Task requirements.
Write out, unchanged, the lines from the one holding "What does this" to the close of the listing. Both the first and last lines belong in it.

[Data excerpts start]

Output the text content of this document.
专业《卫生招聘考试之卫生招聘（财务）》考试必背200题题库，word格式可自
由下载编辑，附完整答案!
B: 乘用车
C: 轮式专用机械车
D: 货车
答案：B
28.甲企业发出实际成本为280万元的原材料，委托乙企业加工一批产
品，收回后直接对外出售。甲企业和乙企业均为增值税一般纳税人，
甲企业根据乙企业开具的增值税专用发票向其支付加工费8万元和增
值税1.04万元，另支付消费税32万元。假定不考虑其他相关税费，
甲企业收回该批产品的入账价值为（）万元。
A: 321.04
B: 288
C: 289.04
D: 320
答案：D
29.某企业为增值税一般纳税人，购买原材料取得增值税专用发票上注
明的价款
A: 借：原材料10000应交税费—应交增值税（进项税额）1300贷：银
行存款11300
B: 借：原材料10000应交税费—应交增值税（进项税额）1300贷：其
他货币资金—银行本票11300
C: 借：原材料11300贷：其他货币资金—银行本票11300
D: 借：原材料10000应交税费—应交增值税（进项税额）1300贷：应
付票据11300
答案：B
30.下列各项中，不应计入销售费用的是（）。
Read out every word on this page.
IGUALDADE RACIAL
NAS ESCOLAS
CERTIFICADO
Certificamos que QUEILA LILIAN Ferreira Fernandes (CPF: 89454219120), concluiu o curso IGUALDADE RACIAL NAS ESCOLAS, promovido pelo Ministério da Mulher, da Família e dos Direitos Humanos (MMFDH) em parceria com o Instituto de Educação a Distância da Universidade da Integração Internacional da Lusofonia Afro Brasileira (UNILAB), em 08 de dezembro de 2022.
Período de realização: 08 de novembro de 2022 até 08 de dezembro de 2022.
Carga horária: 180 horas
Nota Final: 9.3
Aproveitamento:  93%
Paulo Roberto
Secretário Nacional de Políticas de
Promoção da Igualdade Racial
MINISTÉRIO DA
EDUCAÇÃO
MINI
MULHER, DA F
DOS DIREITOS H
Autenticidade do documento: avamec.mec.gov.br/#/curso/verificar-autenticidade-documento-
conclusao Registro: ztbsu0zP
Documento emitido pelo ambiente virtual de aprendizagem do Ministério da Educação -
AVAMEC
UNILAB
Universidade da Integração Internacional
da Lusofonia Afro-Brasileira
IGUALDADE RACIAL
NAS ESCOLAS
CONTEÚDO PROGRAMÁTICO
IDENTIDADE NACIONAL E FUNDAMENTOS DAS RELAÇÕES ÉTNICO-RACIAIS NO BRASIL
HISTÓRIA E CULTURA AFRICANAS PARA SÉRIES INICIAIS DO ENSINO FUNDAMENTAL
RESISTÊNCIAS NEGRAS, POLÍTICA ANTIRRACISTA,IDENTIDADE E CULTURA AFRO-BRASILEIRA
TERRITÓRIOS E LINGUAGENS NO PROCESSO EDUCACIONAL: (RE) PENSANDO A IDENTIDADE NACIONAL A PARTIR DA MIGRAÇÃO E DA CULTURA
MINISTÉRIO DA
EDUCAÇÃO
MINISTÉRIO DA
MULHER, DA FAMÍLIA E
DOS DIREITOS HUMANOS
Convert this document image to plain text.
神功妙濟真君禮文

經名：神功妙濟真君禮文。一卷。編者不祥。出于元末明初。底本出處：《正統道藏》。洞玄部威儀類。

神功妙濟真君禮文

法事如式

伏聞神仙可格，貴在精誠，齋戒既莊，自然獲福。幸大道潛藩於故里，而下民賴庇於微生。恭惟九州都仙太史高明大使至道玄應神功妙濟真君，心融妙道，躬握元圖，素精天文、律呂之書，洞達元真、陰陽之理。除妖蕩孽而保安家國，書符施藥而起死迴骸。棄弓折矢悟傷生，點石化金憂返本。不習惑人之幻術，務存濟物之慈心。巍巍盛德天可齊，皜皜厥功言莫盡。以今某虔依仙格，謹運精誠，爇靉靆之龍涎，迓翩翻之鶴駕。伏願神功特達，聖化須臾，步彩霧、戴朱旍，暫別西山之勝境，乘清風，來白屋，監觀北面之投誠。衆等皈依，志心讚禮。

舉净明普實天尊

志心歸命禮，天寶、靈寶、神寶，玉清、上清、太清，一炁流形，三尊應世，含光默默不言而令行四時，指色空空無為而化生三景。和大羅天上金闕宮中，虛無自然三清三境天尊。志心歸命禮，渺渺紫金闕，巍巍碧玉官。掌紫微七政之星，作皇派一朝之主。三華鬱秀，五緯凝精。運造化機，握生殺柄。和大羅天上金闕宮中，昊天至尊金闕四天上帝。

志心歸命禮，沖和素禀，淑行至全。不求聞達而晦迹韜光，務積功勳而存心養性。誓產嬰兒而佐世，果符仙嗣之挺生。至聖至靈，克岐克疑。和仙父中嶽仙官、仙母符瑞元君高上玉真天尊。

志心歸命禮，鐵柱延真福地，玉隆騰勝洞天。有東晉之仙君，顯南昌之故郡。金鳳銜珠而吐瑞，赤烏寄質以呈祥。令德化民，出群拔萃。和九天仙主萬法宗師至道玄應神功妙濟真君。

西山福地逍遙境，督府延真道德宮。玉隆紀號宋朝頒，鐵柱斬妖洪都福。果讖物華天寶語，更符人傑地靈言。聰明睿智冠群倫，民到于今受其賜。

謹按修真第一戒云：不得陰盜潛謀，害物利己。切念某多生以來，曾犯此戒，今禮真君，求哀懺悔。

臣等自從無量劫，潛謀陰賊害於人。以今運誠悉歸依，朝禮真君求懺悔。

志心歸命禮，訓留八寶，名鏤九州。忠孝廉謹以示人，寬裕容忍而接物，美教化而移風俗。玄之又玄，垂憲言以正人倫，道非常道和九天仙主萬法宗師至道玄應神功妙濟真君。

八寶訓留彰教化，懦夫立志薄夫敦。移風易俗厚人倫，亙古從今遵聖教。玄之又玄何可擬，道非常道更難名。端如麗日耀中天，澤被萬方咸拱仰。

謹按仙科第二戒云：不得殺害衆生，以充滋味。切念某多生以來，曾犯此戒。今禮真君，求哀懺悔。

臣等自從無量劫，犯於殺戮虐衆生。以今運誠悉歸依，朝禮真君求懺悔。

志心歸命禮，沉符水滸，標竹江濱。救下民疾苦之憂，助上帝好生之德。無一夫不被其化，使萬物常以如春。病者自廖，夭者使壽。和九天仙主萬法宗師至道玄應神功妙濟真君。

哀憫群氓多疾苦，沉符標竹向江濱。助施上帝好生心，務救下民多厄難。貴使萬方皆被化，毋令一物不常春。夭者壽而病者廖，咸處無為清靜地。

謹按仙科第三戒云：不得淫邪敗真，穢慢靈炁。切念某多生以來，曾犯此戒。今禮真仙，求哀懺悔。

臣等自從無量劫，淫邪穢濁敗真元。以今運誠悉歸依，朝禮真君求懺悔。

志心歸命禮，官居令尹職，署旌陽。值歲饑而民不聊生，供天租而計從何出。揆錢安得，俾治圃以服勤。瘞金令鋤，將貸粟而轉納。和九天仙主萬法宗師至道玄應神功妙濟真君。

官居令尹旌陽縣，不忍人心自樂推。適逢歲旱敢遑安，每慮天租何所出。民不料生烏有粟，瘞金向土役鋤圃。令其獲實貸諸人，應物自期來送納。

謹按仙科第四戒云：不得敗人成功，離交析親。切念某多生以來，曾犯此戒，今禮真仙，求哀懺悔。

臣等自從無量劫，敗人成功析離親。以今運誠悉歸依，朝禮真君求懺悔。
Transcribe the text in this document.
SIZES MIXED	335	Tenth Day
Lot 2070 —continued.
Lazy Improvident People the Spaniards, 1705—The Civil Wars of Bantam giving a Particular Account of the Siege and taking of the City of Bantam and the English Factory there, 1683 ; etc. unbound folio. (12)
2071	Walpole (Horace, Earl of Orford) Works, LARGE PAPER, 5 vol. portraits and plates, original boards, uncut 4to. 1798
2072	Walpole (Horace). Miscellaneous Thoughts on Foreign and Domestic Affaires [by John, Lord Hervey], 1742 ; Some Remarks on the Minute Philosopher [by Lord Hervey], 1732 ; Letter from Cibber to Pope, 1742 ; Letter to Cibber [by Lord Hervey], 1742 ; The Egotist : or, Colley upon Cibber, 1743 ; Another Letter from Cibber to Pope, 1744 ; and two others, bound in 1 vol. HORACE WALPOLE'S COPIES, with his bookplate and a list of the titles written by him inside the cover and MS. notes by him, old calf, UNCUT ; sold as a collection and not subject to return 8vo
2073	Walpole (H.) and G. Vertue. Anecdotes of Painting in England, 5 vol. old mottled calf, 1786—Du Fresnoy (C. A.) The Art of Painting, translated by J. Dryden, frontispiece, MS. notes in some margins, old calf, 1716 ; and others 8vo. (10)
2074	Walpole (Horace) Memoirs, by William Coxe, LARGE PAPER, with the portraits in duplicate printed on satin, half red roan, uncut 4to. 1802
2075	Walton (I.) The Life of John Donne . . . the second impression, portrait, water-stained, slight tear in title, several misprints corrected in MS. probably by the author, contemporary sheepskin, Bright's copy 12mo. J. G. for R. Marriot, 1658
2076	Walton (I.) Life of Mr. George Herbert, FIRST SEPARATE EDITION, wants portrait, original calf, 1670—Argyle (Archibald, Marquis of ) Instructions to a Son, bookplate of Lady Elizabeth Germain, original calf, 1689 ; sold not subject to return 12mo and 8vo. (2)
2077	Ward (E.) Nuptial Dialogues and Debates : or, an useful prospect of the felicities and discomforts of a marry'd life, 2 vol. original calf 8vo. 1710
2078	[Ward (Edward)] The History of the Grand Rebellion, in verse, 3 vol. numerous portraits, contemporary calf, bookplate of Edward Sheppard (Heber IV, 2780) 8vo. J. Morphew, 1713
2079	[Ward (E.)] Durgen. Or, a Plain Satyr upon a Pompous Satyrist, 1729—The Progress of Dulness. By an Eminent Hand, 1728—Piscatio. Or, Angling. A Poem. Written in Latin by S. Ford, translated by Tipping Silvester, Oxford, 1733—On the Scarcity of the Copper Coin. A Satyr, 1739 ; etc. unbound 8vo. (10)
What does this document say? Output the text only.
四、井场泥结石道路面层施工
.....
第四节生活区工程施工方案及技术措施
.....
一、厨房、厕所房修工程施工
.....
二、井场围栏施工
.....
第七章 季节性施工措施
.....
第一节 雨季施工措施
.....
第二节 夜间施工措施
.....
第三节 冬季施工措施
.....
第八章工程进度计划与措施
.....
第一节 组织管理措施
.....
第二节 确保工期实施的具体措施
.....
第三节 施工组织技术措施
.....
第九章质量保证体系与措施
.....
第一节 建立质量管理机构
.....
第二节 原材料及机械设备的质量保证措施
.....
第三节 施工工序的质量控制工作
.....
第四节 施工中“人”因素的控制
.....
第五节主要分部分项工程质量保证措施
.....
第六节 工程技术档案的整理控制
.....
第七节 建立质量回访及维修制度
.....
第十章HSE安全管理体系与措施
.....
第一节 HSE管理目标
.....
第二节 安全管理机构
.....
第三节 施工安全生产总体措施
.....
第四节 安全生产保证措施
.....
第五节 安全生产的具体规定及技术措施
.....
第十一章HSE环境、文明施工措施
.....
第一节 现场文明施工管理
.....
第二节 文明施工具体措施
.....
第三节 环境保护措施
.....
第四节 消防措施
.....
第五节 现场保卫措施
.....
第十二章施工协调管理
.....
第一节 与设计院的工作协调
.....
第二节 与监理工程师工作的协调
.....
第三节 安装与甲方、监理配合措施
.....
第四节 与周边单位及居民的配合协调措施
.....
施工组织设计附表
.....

[Data excerpts end]

Response to the exercise.
What does this document say? Output the text only.
四、井场泥结石道路面层施工
.....
第四节生活区工程施工方案及技术措施
.....
一、厨房、厕所房修工程施工
.....
二、井场围栏施工
.....
第七章 季节性施工措施
.....
第一节 雨季施工措施
.....
第二节 夜间施工措施
.....
第三节 冬季施工措施
.....
第八章工程进度计划与措施
.....
第一节 组织管理措施
.....
第二节 确保工期实施的具体措施
.....
第三节 施工组织技术措施
.....
第九章质量保证体系与措施
.....
第一节 建立质量管理机构
.....
第二节 原材料及机械设备的质量保证措施
.....
第三节 施工工序的质量控制工作
.....
第四节 施工中“人”因素的控制
.....
第五节主要分部分项工程质量保证措施
.....
第六节 工程技术档案的整理控制
.....
第七节 建立质量回访及维修制度
.....
第十章HSE安全管理体系与措施
.....
第一节 HSE管理目标
.....
第二节 安全管理机构
.....
第三节 施工安全生产总体措施
.....
第四节 安全生产保证措施
.....
第五节 安全生产的具体规定及技术措施
.....
第十一章HSE环境、文明施工措施
.....
第一节 现场文明施工管理
.....
第二节 文明施工具体措施
.....
第三节 环境保护措施
.....
第四节 消防措施
.....
第五节 现场保卫措施
.....
第十二章施工协调管理
.....
第一节 与设计院的工作协调
.....
第二节 与监理工程师工作的协调
.....
第三节 安装与甲方、监理配合措施
.....
第四节 与周边单位及居民的配合协调措施
.....
施工组织设计附表
.....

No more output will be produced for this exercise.